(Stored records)
——————————

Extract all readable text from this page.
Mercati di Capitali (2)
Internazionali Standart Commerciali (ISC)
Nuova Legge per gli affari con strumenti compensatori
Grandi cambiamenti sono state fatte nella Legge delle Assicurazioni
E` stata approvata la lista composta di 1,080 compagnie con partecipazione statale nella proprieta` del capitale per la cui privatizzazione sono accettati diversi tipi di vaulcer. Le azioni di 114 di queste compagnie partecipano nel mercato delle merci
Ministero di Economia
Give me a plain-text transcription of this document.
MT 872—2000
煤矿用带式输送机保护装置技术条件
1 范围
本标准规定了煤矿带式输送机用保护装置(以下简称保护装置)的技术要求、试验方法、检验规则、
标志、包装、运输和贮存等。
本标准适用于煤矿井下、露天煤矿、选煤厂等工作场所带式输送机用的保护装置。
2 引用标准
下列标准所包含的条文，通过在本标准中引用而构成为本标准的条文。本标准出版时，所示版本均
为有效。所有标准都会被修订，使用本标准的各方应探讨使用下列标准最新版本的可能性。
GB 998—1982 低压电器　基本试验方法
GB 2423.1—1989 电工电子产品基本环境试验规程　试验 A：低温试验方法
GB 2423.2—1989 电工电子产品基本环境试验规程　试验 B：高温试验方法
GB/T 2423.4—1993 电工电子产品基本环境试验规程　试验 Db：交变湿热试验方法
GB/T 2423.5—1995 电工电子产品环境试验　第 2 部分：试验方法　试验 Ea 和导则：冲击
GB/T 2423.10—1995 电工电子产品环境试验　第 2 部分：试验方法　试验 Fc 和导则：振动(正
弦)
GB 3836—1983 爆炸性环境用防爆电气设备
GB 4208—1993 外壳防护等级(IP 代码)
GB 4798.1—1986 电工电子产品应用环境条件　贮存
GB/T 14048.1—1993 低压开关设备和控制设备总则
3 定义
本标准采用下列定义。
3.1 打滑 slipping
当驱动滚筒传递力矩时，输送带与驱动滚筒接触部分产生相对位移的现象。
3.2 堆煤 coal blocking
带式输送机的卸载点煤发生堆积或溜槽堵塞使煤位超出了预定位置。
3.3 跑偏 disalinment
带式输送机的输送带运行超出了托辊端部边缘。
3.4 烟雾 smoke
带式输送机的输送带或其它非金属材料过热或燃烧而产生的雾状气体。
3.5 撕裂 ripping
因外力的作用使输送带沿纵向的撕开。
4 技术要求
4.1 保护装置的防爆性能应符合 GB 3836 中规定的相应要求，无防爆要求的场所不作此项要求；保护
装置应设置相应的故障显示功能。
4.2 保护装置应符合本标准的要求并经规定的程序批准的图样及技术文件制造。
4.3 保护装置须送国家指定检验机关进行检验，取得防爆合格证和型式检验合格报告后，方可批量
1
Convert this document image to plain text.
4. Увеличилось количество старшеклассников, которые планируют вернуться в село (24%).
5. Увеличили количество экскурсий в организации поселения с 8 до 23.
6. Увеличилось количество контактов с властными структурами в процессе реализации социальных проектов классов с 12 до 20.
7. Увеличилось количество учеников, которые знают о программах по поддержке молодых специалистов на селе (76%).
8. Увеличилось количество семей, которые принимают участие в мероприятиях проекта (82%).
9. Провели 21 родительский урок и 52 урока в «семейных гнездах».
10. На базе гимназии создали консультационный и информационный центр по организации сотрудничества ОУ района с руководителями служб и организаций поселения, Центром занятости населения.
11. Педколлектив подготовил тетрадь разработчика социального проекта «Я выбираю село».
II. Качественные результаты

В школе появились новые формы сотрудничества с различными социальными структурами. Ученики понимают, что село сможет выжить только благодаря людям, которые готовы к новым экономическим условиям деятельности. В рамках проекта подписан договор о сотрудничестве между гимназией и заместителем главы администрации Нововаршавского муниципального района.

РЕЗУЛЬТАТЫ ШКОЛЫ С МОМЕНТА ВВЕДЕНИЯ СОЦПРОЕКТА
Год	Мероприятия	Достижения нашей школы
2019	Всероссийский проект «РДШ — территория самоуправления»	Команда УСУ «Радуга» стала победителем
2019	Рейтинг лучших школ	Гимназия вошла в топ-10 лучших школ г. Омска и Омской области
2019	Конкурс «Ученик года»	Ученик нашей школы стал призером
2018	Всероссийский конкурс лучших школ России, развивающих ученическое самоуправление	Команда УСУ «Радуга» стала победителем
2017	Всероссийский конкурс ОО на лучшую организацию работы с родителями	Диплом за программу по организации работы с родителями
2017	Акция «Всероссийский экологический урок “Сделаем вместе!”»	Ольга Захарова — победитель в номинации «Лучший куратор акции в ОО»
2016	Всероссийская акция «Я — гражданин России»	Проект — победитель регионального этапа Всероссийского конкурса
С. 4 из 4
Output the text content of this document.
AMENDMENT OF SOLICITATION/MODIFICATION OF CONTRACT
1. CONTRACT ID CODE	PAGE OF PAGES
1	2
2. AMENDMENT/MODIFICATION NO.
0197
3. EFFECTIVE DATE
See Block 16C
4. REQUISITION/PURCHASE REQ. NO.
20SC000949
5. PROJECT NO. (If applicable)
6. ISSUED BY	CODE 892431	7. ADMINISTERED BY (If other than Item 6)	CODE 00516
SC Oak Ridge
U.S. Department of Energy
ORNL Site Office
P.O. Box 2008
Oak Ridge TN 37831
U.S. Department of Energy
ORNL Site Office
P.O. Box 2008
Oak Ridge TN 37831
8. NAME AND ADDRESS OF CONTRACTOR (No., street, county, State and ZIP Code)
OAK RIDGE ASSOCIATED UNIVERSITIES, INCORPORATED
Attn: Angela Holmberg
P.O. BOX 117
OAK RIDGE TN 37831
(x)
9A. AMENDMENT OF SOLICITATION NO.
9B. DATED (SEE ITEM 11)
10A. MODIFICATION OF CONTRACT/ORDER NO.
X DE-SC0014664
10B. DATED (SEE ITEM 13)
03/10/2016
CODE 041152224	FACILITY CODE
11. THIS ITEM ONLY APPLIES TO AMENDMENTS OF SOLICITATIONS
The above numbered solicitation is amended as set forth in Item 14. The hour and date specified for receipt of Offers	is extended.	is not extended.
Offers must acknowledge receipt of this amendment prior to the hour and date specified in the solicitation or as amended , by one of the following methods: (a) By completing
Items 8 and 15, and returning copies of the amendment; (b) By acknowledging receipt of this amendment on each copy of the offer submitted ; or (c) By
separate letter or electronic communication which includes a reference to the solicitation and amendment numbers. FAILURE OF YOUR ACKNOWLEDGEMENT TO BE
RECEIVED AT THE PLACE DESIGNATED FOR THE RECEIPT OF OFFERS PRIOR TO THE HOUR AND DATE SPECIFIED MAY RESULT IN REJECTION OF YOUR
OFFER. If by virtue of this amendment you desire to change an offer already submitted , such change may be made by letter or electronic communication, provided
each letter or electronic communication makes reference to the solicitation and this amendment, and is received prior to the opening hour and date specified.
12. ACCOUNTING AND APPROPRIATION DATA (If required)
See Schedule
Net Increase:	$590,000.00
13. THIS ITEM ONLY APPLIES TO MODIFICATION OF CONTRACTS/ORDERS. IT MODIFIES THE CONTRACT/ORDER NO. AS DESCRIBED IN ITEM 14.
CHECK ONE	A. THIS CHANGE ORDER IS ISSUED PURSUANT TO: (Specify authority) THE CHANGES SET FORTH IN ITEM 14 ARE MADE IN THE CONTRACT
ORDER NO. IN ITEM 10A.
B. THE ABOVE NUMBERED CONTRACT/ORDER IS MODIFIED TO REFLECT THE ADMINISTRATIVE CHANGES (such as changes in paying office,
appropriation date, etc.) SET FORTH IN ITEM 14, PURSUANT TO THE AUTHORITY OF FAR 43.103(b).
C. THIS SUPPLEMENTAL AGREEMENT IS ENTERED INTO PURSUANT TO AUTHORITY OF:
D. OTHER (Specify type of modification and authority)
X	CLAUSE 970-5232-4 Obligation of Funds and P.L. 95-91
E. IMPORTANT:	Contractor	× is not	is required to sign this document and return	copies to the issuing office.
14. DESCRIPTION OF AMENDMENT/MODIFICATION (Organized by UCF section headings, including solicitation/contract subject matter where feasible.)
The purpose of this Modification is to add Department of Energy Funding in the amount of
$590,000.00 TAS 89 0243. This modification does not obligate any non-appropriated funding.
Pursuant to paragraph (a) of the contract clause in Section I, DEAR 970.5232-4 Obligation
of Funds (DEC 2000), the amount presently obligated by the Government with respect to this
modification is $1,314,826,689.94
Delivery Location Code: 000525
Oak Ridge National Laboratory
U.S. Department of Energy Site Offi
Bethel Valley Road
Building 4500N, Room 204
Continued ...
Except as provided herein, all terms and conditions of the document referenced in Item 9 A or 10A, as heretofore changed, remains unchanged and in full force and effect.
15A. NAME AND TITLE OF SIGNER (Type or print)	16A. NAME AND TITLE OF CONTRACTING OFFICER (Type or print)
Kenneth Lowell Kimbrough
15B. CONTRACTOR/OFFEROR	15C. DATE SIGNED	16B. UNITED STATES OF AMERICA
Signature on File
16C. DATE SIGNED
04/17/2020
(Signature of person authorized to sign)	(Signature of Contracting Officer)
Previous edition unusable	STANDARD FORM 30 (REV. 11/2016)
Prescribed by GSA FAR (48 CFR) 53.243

——————————

**What to work on**. Pull out all lines from the entries above in which the word "лучших" appears.

**Answer to this problem**.
2019	Рейтинг лучших школ	Гимназия вошла в топ-10 лучших школ г. Омска и Омской области
2018	Всероссийский конкурс лучших школ России, развивающих ученическое самоуправление	Команда УСУ «Радуга» стала победителем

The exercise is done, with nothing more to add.